◆ **EXERCISE**: Repeat the data word for word. Do not include the pictures.

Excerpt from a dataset

= = = = = = =

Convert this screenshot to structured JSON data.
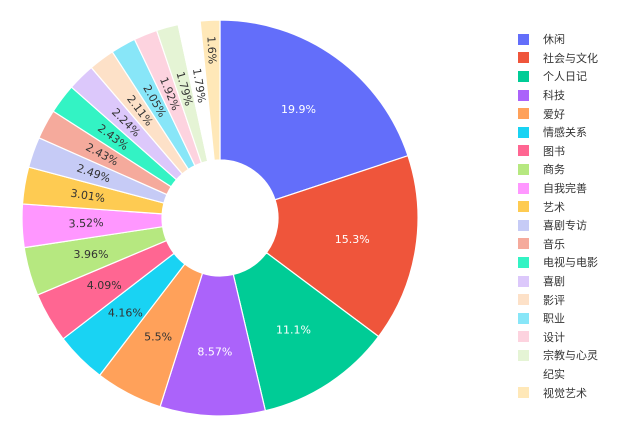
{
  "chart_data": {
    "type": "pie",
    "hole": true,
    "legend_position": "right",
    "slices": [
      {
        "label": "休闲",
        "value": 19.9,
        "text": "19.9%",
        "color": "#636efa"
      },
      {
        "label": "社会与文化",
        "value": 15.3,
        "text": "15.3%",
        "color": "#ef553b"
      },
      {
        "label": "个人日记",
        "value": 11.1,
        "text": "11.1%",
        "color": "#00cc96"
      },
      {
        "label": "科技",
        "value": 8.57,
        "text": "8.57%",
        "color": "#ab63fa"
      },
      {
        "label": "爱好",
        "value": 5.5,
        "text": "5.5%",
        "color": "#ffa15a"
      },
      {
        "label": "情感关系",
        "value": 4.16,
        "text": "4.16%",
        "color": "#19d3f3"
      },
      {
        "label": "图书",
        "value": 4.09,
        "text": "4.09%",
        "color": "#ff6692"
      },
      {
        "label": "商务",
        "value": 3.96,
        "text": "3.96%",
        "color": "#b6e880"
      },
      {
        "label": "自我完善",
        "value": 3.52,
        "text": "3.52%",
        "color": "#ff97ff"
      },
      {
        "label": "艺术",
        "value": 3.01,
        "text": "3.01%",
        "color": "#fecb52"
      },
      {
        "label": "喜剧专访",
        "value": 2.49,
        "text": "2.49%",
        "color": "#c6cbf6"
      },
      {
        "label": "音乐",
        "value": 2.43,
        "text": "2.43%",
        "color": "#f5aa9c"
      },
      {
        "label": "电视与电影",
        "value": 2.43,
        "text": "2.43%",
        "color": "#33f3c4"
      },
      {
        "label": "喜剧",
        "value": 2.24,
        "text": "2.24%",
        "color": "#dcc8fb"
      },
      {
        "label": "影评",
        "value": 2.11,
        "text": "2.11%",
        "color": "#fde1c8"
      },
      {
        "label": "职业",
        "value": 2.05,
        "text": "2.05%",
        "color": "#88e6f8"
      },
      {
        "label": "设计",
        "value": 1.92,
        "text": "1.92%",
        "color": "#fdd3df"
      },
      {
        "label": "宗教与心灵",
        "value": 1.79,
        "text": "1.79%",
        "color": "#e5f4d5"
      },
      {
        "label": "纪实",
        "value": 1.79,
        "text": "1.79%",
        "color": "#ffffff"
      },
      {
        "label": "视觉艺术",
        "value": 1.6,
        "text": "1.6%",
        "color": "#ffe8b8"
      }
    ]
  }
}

= = = = = = =

◆ **TASK OUTPUT**:
Convert this screenshot to structured JSON data.
{
  "chart_data": {
    "type": "pie",
    "hole": true,
    "legend_position": "right",
    "slices": [
      {
        "label": "休闲",
        "value": 19.9,
        "text": "19.9%",
        "color": "#636efa"
      },
      {
        "label": "社会与文化",
        "value": 15.3,
        "text": "15.3%",
        "color": "#ef553b"
      },
      {
        "label": "个人日记",
        "value": 11.1,
        "text": "11.1%",
        "color": "#00cc96"
      },
      {
        "label": "科技",
        "value": 8.57,
        "text": "8.57%",
        "color": "#ab63fa"
      },
      {
        "label": "爱好",
        "value": 5.5,
        "text": "5.5%",
        "color": "#ffa15a"
      },
      {
        "label": "情感关系",
        "value": 4.16,
        "text": "4.16%",
        "color": "#19d3f3"
      },
      {
        "label": "图书",
        "value": 4.09,
        "text": "4.09%",
        "color": "#ff6692"
      },
      {
        "label": "商务",
        "value": 3.96,
        "text": "3.96%",
        "color": "#b6e880"
      },
      {
        "label": "自我完善",
        "value": 3.52,
        "text": "3.52%",
        "color": "#ff97ff"
      },
      {
        "label": "艺术",
        "value": 3.01,
        "text": "3.01%",
        "color": "#fecb52"
      },
      {
        "label": "喜剧专访",
        "value": 2.49,
        "text": "2.49%",
        "color": "#c6cbf6"
      },
      {
        "label": "音乐",
        "value": 2.43,
        "text": "2.43%",
        "color": "#f5aa9c"
      },
      {
        "label": "电视与电影",
        "value": 2.43,
        "text": "2.43%",
        "color": "#33f3c4"
      },
      {
        "label": "喜剧",
        "value": 2.24,
        "text": "2.24%",
        "color": "#dcc8fb"
      },
      {
        "label": "影评",
        "value": 2.11,
        "text": "2.11%",
        "color": "#fde1c8"
      },
      {
        "label": "职业",
        "value": 2.05,
        "text": "2.05%",
        "color": "#88e6f8"
      },
      {
        "label": "设计",
        "value": 1.92,
        "text": "1.92%",
        "color": "#fdd3df"
      },
      {
        "label": "宗教与心灵",
        "value": 1.79,
        "text": "1.79%",
        "color": "#e5f4d5"
      },
      {
        "label": "纪实",
        "value": 1.79,
        "text": "1.79%",
        "color": "#ffffff"
      },
      {
        "label": "视觉艺术",
        "value": 1.6,
        "text": "1.6%",
        "color": "#ffe8b8"
      }
    ]
  }
}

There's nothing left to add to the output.